### Testo del documento
◆ ◆ ◆ ◆

Inferno: canto II
Dante, uscito dalla selva del peccato, aveva
iniziato l’ascesa del colle all’alba. Al tramonto dello stesso giorno egli
si sente assalito da dubbi: per quale suo merito particolare è stato
prescelto a visitare da vivo il regno dei morti? Due soli altri esseri
viventi erano scesi nell’oltretomba in carne ed ossa: Enea e San Paolo. Ma
essi erano stati destinati da Dio a porre in terra le fondamenta della
società umana, rispettivamente nell’ordine temporale e in quello
spirituale: il primo in quanto capostipite dei Romani, il secondo in
quanto propagatore ed organizzatore del Cristianesimo.Per dissipare queste
perplessità Virgilio gli spiega i motivi che lo hanno indotto a venire in
suo soccorso. Tre dorme benedette hanno avuto compassione di Dante in
cielo: la Vergine Maria ha raccomandato la salvezza del Poeta a Lucia, la
quale a sua volta ha esortato Beatrice a sottrarlo al mortale pericolo in
cui si trovava. Le accorate parole e la sovrumana bellezza della beata,
discesa ad implorarlo, hanno reso il poeta latino impaziente di
obbedirle.Al nome della donna amata in gioventù Dante si rianima, non
diversamente dai fiori all’alba, e, senza più esitazioni, segue Virgilio
nel difficile cammino verso la porta dell’inferno.

◆ ◆ ◆ ◆

### Istruzione scritta 1
Ricopia parola per parola i record, dal primo fino alla riga che contiene "answer-option-c[interactable]: C <box>54", inclusa.

### Record mostrati
◆ ◆ ◆ ◆

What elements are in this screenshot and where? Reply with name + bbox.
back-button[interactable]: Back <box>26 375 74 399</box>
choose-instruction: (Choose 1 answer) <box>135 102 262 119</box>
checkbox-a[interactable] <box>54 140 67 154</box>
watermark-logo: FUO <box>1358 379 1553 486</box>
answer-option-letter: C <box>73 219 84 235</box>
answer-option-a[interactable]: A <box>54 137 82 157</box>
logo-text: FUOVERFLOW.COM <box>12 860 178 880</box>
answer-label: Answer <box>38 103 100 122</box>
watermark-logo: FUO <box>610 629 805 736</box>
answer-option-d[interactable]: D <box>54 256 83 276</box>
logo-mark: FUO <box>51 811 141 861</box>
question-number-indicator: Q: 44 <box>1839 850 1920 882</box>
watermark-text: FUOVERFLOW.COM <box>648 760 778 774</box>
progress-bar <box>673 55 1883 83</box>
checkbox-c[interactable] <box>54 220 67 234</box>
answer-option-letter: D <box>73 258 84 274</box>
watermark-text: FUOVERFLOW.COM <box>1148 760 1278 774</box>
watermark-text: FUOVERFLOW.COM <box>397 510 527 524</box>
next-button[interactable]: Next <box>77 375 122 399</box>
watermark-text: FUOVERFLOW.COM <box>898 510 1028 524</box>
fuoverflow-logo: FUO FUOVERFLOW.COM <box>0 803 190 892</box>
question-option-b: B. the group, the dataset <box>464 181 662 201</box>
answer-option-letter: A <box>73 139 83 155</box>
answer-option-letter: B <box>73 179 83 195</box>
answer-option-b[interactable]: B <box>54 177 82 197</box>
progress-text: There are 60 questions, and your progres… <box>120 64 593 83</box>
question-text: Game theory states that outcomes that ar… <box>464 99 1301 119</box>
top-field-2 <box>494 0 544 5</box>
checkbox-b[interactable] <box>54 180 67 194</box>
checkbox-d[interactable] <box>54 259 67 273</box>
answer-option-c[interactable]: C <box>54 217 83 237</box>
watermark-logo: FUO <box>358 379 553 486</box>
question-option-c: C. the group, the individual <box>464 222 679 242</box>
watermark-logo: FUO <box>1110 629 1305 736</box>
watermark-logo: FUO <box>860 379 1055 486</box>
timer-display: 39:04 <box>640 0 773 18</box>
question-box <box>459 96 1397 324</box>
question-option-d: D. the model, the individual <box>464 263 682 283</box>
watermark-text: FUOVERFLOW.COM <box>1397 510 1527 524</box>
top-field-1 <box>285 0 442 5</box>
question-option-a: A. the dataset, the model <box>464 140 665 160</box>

◆ ◆ ◆ ◆

### Istruzione scritta 2
Nel riassunto del canto II dell'Inferno, quali figure si attivano l'una dopo l'altra perché Dante venga soccorso? Elencale tutte nell'ordine in cui agiscono.

### Risposta corretta 1
What elements are in this screenshot and where? Reply with name + bbox.
back-button[interactable]: Back <box>26 375 74 399</box>
choose-instruction: (Choose 1 answer) <box>135 102 262 119</box>
checkbox-a[interactable] <box>54 140 67 154</box>
watermark-logo: FUO <box>1358 379 1553 486</box>
answer-option-letter: C <box>73 219 84 235</box>
answer-option-a[interactable]: A <box>54 137 82 157</box>
logo-text: FUOVERFLOW.COM <box>12 860 178 880</box>
answer-label: Answer <box>38 103 100 122</box>
watermark-logo: FUO <box>610 629 805 736</box>
answer-option-d[interactable]: D <box>54 256 83 276</box>
logo-mark: FUO <box>51 811 141 861</box>
question-number-indicator: Q: 44 <box>1839 850 1920 882</box>
watermark-text: FUOVERFLOW.COM <box>648 760 778 774</box>
progress-bar <box>673 55 1883 83</box>
checkbox-c[interactable] <box>54 220 67 234</box>
answer-option-letter: D <box>73 258 84 274</box>
watermark-text: FUOVERFLOW.COM <box>1148 760 1278 774</box>
watermark-text: FUOVERFLOW.COM <box>397 510 527 524</box>
next-button[interactable]: Next <box>77 375 122 399</box>
watermark-text: FUOVERFLOW.COM <box>898 510 1028 524</box>
fuoverflow-logo: FUO FUOVERFLOW.COM <box>0 803 190 892</box>
question-option-b: B. the group, the dataset <box>464 181 662 201</box>
answer-option-letter: A <box>73 139 83 155</box>
answer-option-letter: B <box>73 179 83 195</box>
answer-option-b[interactable]: B <box>54 177 82 197</box>
progress-text: There are 60 questions, and your progres… <box>120 64 593 83</box>
question-text: Game theory states that outcomes that ar… <box>464 99 1301 119</box>
top-field-2 <box>494 0 544 5</box>
checkbox-b[interactable] <box>54 180 67 194</box>
checkbox-d[interactable] <box>54 259 67 273</box>
answer-option-c[interactable]: C <box>54 217 83 237</box>

### Risposta corretta 2
La Vergine Maria, Lucia, Beatrice, Virgilio.